> _Written instruction_: Write the material out again in full, word for word. Do not include the pictures.

> _Listed entries_:

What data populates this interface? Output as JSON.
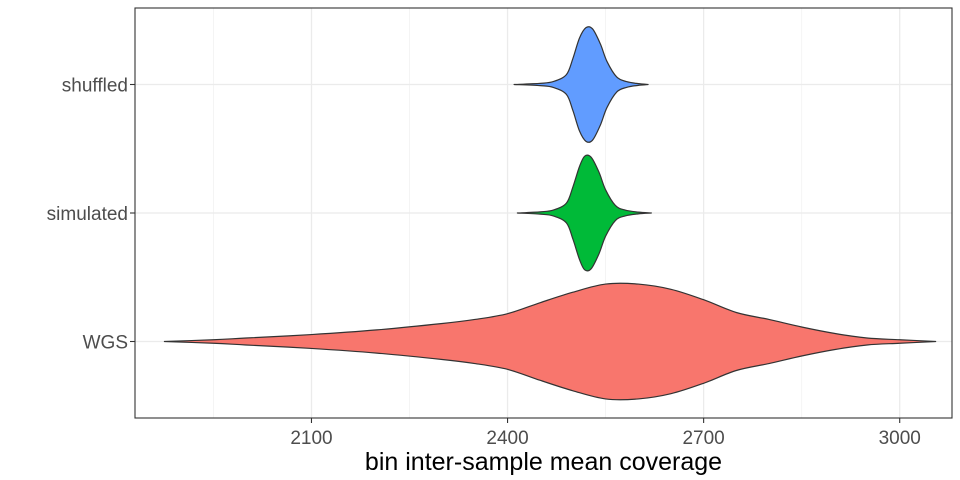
{
  "chart_data": {
    "type": "violin",
    "title": "",
    "xlabel": "bin inter-sample mean coverage",
    "ylabel": "",
    "xlim": [
      1830,
      3080
    ],
    "x_ticks": [
      2100,
      2400,
      2700,
      3000
    ],
    "x_tick_labels": [
      "2100",
      "2400",
      "2700",
      "3000"
    ],
    "categories": [
      "WGS",
      "simulated",
      "shuffled"
    ],
    "grid": true,
    "legend": "none",
    "series": [
      {
        "category": "WGS",
        "color": "#F8766D",
        "min": 1875,
        "max": 3055,
        "density": [
          [
            1875,
            0.0
          ],
          [
            1950,
            0.03
          ],
          [
            2000,
            0.06
          ],
          [
            2100,
            0.12
          ],
          [
            2200,
            0.2
          ],
          [
            2300,
            0.31
          ],
          [
            2350,
            0.38
          ],
          [
            2400,
            0.48
          ],
          [
            2450,
            0.67
          ],
          [
            2500,
            0.85
          ],
          [
            2550,
            0.99
          ],
          [
            2600,
            0.99
          ],
          [
            2650,
            0.9
          ],
          [
            2700,
            0.72
          ],
          [
            2750,
            0.5
          ],
          [
            2800,
            0.38
          ],
          [
            2850,
            0.25
          ],
          [
            2900,
            0.14
          ],
          [
            2950,
            0.06
          ],
          [
            3000,
            0.03
          ],
          [
            3055,
            0.0
          ]
        ]
      },
      {
        "category": "simulated",
        "color": "#00BA38",
        "min": 2415,
        "max": 2620,
        "density": [
          [
            2415,
            0.0
          ],
          [
            2450,
            0.02
          ],
          [
            2470,
            0.05
          ],
          [
            2490,
            0.17
          ],
          [
            2500,
            0.45
          ],
          [
            2510,
            0.8
          ],
          [
            2518,
            0.98
          ],
          [
            2528,
            0.96
          ],
          [
            2540,
            0.7
          ],
          [
            2550,
            0.4
          ],
          [
            2565,
            0.13
          ],
          [
            2580,
            0.05
          ],
          [
            2600,
            0.015
          ],
          [
            2620,
            0.0
          ]
        ]
      },
      {
        "category": "shuffled",
        "color": "#619CFF",
        "min": 2410,
        "max": 2615,
        "density": [
          [
            2410,
            0.0
          ],
          [
            2450,
            0.02
          ],
          [
            2470,
            0.05
          ],
          [
            2490,
            0.17
          ],
          [
            2500,
            0.45
          ],
          [
            2510,
            0.8
          ],
          [
            2520,
            0.98
          ],
          [
            2530,
            0.96
          ],
          [
            2542,
            0.7
          ],
          [
            2552,
            0.4
          ],
          [
            2567,
            0.13
          ],
          [
            2582,
            0.05
          ],
          [
            2600,
            0.015
          ],
          [
            2615,
            0.0
          ]
        ]
      }
    ]
  }
}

> _Exercise output_:
What data populates this interface? Output as JSON.
{
  "chart_data": {
    "type": "violin",
    "title": "",
    "xlabel": "bin inter-sample mean coverage",
    "ylabel": "",
    "xlim": [
      1830,
      3080
    ],
    "x_ticks": [
      2100,
      2400,
      2700,
      3000
    ],
    "x_tick_labels": [
      "2100",
      "2400",
      "2700",
      "3000"
    ],
    "categories": [
      "WGS",
      "simulated",
      "shuffled"
    ],
    "grid": true,
    "legend": "none",
    "series": [
      {
        "category": "WGS",
        "color": "#F8766D",
        "min": 1875,
        "max": 3055,
        "density": [
          [
            1875,
            0.0
          ],
          [
            1950,
            0.03
          ],
          [
            2000,
            0.06
          ],
          [
            2100,
            0.12
          ],
          [
            2200,
            0.2
          ],
          [
            2300,
            0.31
          ],
          [
            2350,
            0.38
          ],
          [
            2400,
            0.48
          ],
          [
            2450,
            0.67
          ],
          [
            2500,
            0.85
          ],
          [
            2550,
            0.99
          ],
          [
            2600,
            0.99
          ],
          [
            2650,
            0.9
          ],
          [
            2700,
            0.72
          ],
          [
            2750,
            0.5
          ],
          [
            2800,
            0.38
          ],
          [
            2850,
            0.25
          ],
          [
            2900,
            0.14
          ],
          [
            2950,
            0.06
          ],
          [
            3000,
            0.03
          ],
          [
            3055,
            0.0
          ]
        ]
      },
      {
        "category": "simulated",
        "color": "#00BA38",
        "min": 2415,
        "max": 2620,
        "density": [
          [
            2415,
            0.0
          ],
          [
            2450,
            0.02
          ],
          [
            2470,
            0.05
          ],
          [
            2490,
            0.17
          ],
          [
            2500,
            0.45
          ],
          [
            2510,
            0.8
          ],
          [
            2518,
            0.98
          ],
          [
            2528,
            0.96
          ],
          [
            2540,
            0.7
          ],
          [
            2550,
            0.4
          ],
          [
            2565,
            0.13
          ],
          [
            2580,
            0.05
          ],
          [
            2600,
            0.015
          ],
          [
            2620,
            0.0
          ]
        ]
      },
      {
        "category": "shuffled",
        "color": "#619CFF",
        "min": 2410,
        "max": 2615,
        "density": [
          [
            2410,
            0.0
          ],
          [
            2450,
            0.02
          ],
          [
            2470,
            0.05
          ],
          [
            2490,
            0.17
          ],
          [
            2500,
            0.45
          ],
          [
            2510,
            0.8
          ],
          [
            2520,
            0.98
          ],
          [
            2530,
            0.96
          ],
          [
            2542,
            0.7
          ],
          [
            2552,
            0.4
          ],
          [
            2567,
            0.13
          ],
          [
            2582,
            0.05
          ],
          [
            2600,
            0.015
          ],
          [
            2615,
            0.0
          ]
        ]
      }
    ]
  }
}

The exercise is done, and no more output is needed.